Extrait du document:
--------

On pourrait presque définir un humour de droite (Bigard, Vuillemin), et un humour de gauche (Margaux
Motin, Florence Foresti) ; de même il y a une manière virile de se fendre la poire, qui rend un son caverneux, tandis que les femmes « rient sous cape », hi, hi, hi, à propos d’une sombre histoire de paire de chaussures surnuméraire. Or, le principal mérite de l’humour n’est-il pas d’être transsexuel et de nous lâcher un peu la grappe dans un monde de compétition hypersexué ? Comme dirait Cabu, on n’est pas au Japon ici.
Cependant il y a des bouquins qui sont des phénomènes de société et, à ce titre, on peut être amené à les feuilleter. Non pas pour les critiquer, vu que le point de vue social est imperméable à la critique, comme tout ce qui relève de la foi, mais plutôt histoire de prendre la température.
Je m'arrête à cet aphorisme de M. Motin : « La femme est un homme comme les autres. » Il permet de cerner plus précisément les goûts sexuels de l’auteur, selon la méthode freudienne qui a fait franchir à la critique d’art un pallier (surtout quand on l’applique à l’art de Freud lui-même).

--------

Exercice a: Recopiez le passage de l'extrait sur l'humour compris entre « On pourrait presque » et « au Japon ici. », bornes incluses.

(Entrées d'annotation de coordonnées)

--------

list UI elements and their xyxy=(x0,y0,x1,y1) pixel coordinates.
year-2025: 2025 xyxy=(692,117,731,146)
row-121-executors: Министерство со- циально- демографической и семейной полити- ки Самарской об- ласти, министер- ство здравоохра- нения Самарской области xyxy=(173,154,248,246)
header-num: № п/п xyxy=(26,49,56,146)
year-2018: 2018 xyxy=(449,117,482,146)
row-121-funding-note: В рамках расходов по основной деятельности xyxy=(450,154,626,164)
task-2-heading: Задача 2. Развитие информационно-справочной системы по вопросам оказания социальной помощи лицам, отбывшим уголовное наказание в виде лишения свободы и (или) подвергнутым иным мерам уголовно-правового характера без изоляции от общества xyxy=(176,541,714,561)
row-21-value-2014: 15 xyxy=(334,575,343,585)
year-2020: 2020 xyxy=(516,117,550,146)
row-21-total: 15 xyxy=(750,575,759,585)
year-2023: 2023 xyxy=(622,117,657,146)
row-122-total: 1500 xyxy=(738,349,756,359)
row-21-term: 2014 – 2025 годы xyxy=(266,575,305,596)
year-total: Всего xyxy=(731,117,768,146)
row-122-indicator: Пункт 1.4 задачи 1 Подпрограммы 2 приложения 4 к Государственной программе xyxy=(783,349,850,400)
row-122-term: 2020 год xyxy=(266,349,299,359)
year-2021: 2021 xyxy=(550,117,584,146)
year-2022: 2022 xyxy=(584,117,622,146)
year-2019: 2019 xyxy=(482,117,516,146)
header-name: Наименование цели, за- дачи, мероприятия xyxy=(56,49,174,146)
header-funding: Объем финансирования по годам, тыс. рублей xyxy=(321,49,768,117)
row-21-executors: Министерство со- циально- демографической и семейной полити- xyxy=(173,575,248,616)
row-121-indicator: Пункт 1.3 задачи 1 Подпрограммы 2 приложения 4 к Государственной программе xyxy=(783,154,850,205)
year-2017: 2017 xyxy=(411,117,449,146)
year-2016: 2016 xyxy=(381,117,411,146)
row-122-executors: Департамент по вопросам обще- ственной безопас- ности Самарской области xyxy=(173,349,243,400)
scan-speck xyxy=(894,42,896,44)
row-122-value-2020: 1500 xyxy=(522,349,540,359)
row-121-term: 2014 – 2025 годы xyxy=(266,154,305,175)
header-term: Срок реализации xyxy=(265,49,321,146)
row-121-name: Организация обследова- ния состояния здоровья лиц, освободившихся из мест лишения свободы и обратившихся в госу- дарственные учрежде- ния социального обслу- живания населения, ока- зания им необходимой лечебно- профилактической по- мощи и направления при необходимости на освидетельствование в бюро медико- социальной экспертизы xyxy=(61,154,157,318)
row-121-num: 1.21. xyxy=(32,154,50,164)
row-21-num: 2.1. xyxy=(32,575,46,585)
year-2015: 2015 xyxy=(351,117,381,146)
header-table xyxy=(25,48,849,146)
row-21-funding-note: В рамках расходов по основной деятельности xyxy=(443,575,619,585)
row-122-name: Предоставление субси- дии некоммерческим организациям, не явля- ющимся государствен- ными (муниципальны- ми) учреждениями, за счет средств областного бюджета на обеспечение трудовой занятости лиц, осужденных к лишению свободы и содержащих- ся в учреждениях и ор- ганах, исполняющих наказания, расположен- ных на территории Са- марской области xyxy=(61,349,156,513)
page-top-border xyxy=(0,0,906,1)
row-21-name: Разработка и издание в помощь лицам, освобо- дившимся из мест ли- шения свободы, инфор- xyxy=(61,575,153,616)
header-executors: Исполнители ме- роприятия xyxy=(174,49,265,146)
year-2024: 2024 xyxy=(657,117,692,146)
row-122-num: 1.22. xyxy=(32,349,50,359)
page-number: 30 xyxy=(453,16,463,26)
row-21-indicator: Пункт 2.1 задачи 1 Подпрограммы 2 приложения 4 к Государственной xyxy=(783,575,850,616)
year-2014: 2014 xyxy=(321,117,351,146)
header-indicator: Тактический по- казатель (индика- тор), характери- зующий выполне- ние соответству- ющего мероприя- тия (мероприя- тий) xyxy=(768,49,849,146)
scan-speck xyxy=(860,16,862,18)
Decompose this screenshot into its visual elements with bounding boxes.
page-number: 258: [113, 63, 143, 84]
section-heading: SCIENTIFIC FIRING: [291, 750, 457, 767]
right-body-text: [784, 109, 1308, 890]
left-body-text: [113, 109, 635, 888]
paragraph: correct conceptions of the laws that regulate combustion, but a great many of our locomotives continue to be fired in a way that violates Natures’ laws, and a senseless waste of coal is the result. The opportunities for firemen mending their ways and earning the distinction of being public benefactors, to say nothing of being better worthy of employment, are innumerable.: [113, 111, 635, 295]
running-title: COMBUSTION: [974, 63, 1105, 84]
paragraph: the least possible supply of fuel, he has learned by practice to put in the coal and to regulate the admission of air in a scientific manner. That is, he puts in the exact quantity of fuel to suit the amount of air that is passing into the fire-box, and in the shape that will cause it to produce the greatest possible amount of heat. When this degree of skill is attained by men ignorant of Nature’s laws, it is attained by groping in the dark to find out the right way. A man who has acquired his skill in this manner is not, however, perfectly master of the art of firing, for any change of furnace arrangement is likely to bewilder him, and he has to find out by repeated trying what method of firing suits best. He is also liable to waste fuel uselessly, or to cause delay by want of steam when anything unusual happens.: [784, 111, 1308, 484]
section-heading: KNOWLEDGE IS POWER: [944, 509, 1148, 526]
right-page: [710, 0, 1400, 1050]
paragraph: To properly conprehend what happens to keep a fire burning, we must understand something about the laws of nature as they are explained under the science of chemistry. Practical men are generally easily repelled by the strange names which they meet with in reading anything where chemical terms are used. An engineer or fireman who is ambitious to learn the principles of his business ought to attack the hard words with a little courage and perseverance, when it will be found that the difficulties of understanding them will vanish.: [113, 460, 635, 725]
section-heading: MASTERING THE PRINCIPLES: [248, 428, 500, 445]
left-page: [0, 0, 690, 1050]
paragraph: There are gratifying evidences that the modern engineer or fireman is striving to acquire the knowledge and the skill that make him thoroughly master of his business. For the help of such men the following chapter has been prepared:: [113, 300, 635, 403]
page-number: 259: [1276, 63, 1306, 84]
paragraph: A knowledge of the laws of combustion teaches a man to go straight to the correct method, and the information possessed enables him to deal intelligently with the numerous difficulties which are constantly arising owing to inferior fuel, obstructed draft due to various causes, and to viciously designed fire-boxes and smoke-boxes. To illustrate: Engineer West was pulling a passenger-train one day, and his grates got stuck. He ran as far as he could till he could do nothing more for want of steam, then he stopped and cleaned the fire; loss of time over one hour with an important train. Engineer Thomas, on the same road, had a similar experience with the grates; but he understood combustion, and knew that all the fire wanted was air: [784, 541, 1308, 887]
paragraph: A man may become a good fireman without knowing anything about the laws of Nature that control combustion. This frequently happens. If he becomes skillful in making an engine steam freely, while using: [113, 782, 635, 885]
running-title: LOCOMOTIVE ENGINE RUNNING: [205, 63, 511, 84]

--------

Exercice b: Présentez sous forme de liste numérotée les lignes des entrées, depuis leur début jusqu'à la ligne contenant « year-2016: 2016 xyxy=(381,117,411,146) », celle-ci incluse, en omettant les lignes vides.

Réponse complète a:
On pourrait presque définir un humour de droite (Bigard, Vuillemin), et un humour de gauche (Margaux
Motin, Florence Foresti) ; de même il y a une manière virile de se fendre la poire, qui rend un son caverneux, tandis que les femmes « rient sous cape », hi, hi, hi, à propos d’une sombre histoire de paire de chaussures surnuméraire. Or, le principal mérite de l’humour n’est-il pas d’être transsexuel et de nous lâcher un peu la grappe dans un monde de compétition hypersexué ? Comme dirait Cabu, on n’est pas au Japon ici.

Réponse complète b:
1. list UI elements and their xyxy=(x0,y0,x1,y1) pixel coordinates.
2. year-2025: 2025 xyxy=(692,117,731,146)
3. row-121-executors: Министерство со- циально- демографической и семейной полити- ки Самарской об- ласти, министер- ство здравоохра- нения Самарской области xyxy=(173,154,248,246)
4. header-num: № п/п xyxy=(26,49,56,146)
5. year-2018: 2018 xyxy=(449,117,482,146)
6. row-121-funding-note: В рамках расходов по основной деятельности xyxy=(450,154,626,164)
7. task-2-heading: Задача 2. Развитие информационно-справочной системы по вопросам оказания социальной помощи лицам, отбывшим уголовное наказание в виде лишения свободы и (или) подвергнутым иным мерам уголовно-правового характера без изоляции от общества xyxy=(176,541,714,561)
8. row-21-value-2014: 15 xyxy=(334,575,343,585)
9. year-2020: 2020 xyxy=(516,117,550,146)
10. row-21-total: 15 xyxy=(750,575,759,585)
11. year-2023: 2023 xyxy=(622,117,657,146)
12. row-122-total: 1500 xyxy=(738,349,756,359)
13. row-21-term: 2014 – 2025 годы xyxy=(266,575,305,596)
14. year-total: Всего xyxy=(731,117,768,146)
15. row-122-indicator: Пункт 1.4 задачи 1 Подпрограммы 2 приложения 4 к Государственной программе xyxy=(783,349,850,400)
16. row-122-term: 2020 год xyxy=(266,349,299,359)
17. year-2021: 2021 xyxy=(550,117,584,146)
18. year-2022: 2022 xyxy=(584,117,622,146)
19. year-2019: 2019 xyxy=(482,117,516,146)
20. header-name: Наименование цели, за- дачи, мероприятия xyxy=(56,49,174,146)
21. header-funding: Объем финансирования по годам, тыс. рублей xyxy=(321,49,768,117)
22. row-21-executors: Министерство со- циально- демографической и семейной полити- xyxy=(173,575,248,616)
23. row-121-indicator: Пункт 1.3 задачи 1 Подпрограммы 2 приложения 4 к Государственной программе xyxy=(783,154,850,205)
24. year-2017: 2017 xyxy=(411,117,449,146)
25. year-2016: 2016 xyxy=(381,117,411,146)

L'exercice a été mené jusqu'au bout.